[Dataset excerpt]
+++

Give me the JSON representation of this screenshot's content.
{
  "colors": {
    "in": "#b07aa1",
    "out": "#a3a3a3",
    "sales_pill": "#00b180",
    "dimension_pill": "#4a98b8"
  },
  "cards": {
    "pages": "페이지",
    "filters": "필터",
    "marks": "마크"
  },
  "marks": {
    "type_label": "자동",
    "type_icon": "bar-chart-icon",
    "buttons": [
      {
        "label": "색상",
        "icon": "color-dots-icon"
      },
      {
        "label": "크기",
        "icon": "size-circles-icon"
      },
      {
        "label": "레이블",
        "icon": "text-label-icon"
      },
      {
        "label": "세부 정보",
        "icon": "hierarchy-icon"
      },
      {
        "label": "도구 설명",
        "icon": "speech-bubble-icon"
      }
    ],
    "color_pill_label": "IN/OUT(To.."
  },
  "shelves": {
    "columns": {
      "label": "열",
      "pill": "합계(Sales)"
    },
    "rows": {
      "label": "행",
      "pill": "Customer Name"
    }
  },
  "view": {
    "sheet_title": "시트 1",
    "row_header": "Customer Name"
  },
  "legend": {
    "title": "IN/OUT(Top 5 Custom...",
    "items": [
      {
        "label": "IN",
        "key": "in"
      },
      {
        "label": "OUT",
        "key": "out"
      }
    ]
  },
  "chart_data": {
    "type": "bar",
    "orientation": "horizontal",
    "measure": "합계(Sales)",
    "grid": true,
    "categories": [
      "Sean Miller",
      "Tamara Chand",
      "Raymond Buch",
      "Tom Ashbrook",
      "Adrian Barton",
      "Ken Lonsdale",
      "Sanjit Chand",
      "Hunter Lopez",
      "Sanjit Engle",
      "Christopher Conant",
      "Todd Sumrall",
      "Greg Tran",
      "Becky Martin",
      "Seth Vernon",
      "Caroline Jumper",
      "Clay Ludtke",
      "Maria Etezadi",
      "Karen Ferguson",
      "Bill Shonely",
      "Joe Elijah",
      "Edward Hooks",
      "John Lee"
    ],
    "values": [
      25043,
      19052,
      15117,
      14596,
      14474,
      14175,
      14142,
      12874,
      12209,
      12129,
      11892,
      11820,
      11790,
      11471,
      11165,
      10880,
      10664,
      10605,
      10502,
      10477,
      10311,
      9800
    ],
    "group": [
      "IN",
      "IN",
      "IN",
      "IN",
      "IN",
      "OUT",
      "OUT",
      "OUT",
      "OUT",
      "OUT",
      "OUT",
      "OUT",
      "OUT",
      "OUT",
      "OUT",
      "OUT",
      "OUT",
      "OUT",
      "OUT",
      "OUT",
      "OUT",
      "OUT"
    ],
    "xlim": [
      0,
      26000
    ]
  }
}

+++

## WORK REQUIRED:
For the listing above, identify each line bearing "Customer".

## TASK SOLUTION:
      "pill": "Customer Name"
    "row_header": "Customer Name"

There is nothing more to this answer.